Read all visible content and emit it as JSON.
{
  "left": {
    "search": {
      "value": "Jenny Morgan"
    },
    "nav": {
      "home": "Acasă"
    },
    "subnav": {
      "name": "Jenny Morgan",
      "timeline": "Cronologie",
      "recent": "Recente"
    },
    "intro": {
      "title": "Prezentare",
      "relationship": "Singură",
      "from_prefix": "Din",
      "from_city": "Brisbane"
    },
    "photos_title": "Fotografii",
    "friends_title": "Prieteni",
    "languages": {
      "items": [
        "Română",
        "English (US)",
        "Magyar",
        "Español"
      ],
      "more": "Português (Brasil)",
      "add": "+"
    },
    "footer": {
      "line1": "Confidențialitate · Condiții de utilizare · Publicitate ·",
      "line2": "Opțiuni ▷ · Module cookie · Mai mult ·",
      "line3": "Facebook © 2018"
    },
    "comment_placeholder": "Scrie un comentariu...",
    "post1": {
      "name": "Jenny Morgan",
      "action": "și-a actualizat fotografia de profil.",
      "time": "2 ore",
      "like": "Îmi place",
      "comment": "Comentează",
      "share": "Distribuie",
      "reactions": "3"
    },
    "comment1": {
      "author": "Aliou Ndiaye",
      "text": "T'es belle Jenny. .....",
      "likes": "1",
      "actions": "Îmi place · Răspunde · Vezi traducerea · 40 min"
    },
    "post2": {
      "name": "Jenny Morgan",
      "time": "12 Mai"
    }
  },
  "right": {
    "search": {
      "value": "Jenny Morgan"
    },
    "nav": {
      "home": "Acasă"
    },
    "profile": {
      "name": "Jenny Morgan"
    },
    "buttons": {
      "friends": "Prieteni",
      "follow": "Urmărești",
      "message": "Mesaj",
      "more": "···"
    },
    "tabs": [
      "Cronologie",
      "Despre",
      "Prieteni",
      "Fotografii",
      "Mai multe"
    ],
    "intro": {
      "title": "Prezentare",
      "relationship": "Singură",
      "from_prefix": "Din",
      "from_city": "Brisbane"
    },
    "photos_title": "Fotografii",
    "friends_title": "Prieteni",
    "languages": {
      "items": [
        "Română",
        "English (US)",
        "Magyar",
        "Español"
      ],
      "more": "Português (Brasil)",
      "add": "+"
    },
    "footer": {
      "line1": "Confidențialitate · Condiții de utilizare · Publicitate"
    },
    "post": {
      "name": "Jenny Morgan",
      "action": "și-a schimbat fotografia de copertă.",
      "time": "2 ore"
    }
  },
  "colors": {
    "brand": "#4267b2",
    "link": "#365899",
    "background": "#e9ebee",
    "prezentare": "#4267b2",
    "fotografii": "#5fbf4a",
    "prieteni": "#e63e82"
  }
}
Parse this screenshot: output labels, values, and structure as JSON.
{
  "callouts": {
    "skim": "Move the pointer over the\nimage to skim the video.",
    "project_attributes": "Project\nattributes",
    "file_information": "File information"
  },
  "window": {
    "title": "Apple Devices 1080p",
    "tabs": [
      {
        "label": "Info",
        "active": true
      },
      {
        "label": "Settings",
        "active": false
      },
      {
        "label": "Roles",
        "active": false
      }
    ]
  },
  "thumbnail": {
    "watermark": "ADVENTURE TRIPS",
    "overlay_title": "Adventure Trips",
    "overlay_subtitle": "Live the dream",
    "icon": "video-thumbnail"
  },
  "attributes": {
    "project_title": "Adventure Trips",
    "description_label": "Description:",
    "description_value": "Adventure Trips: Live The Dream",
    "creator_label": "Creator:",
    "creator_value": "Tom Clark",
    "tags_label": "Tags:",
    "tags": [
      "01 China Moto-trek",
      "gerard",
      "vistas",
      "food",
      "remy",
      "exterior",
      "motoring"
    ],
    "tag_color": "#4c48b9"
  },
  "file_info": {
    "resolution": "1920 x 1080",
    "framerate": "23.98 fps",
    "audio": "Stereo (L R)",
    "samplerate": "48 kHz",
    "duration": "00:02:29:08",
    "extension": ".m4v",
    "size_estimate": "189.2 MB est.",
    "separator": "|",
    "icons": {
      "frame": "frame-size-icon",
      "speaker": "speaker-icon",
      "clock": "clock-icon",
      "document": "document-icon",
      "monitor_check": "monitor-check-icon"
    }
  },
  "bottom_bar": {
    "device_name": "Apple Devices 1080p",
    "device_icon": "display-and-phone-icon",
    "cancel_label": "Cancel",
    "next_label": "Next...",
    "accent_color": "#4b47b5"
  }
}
#####
Reproduce every line above without error.

Read all visible content and emit it as JSON.
{
  "left": {
    "search": {
      "value": "Jenny Morgan"
    },
    "nav": {
      "home": "Acasă"
    },
    "subnav": {
      "name": "Jenny Morgan",
      "timeline": "Cronologie",
      "recent": "Recente"
    },
    "intro": {
      "title": "Prezentare",
      "relationship": "Singură",
      "from_prefix": "Din",
      "from_city": "Brisbane"
    },
    "photos_title": "Fotografii",
    "friends_title": "Prieteni",
    "languages": {
      "items": [
        "Română",
        "English (US)",
        "Magyar",
        "Español"
      ],
      "more": "Português (Brasil)",
      "add": "+"
    },
    "footer": {
      "line1": "Confidențialitate · Condiții de utilizare · Publicitate ·",
      "line2": "Opțiuni ▷ · Module cookie · Mai mult ·",
      "line3": "Facebook © 2018"
    },
    "comment_placeholder": "Scrie un comentariu...",
    "post1": {
      "name": "Jenny Morgan",
      "action": "și-a actualizat fotografia de profil.",
      "time": "2 ore",
      "like": "Îmi place",
      "comment": "Comentează",
      "share": "Distribuie",
      "reactions": "3"
    },
    "comment1": {
      "author": "Aliou Ndiaye",
      "text": "T'es belle Jenny. .....",
      "likes": "1",
      "actions": "Îmi place · Răspunde · Vezi traducerea · 40 min"
    },
    "post2": {
      "name": "Jenny Morgan",
      "time": "12 Mai"
    }
  },
  "right": {
    "search": {
      "value": "Jenny Morgan"
    },
    "nav": {
      "home": "Acasă"
    },
    "profile": {
      "name": "Jenny Morgan"
    },
    "buttons": {
      "friends": "Prieteni",
      "follow": "Urmărești",
      "message": "Mesaj",
      "more": "···"
    },
    "tabs": [
      "Cronologie",
      "Despre",
      "Prieteni",
      "Fotografii",
      "Mai multe"
    ],
    "intro": {
      "title": "Prezentare",
      "relationship": "Singură",
      "from_prefix": "Din",
      "from_city": "Brisbane"
    },
    "photos_title": "Fotografii",
    "friends_title": "Prieteni",
    "languages": {
      "items": [
        "Română",
        "English (US)",
        "Magyar",
        "Español"
      ],
      "more": "Português (Brasil)",
      "add": "+"
    },
    "footer": {
      "line1": "Confidențialitate · Condiții de utilizare · Publicitate"
    },
    "post": {
      "name": "Jenny Morgan",
      "action": "și-a schimbat fotografia de copertă.",
      "time": "2 ore"
    }
  },
  "colors": {
    "brand": "#4267b2",
    "link": "#365899",
    "background": "#e9ebee",
    "prezentare": "#4267b2",
    "fotografii": "#5fbf4a",
    "prieteni": "#e63e82"
  }
}
Parse this screenshot: output labels, values, and structure as JSON.
{
  "callouts": {
    "skim": "Move the pointer over the\nimage to skim the video.",
    "project_attributes": "Project\nattributes",
    "file_information": "File information"
  },
  "window": {
    "title": "Apple Devices 1080p",
    "tabs": [
      {
        "label": "Info",
        "active": true
      },
      {
        "label": "Settings",
        "active": false
      },
      {
        "label": "Roles",
        "active": false
      }
    ]
  },
  "thumbnail": {
    "watermark": "ADVENTURE TRIPS",
    "overlay_title": "Adventure Trips",
    "overlay_subtitle": "Live the dream",
    "icon": "video-thumbnail"
  },
  "attributes": {
    "project_title": "Adventure Trips",
    "description_label": "Description:",
    "description_value": "Adventure Trips: Live The Dream",
    "creator_label": "Creator:",
    "creator_value": "Tom Clark",
    "tags_label": "Tags:",
    "tags": [
      "01 China Moto-trek",
      "gerard",
      "vistas",
      "food",
      "remy",
      "exterior",
      "motoring"
    ],
    "tag_color": "#4c48b9"
  },
  "file_info": {
    "resolution": "1920 x 1080",
    "framerate": "23.98 fps",
    "audio": "Stereo (L R)",
    "samplerate": "48 kHz",
    "duration": "00:02:29:08",
    "extension": ".m4v",
    "size_estimate": "189.2 MB est.",
    "separator": "|",
    "icons": {
      "frame": "frame-size-icon",
      "speaker": "speaker-icon",
      "clock": "clock-icon",
      "document": "document-icon",
      "monitor_check": "monitor-check-icon"
    }
  },
  "bottom_bar": {
    "device_name": "Apple Devices 1080p",
    "device_icon": "display-and-phone-icon",
    "cancel_label": "Cancel",
    "next_label": "Next...",
    "accent_color": "#4b47b5"
  }
}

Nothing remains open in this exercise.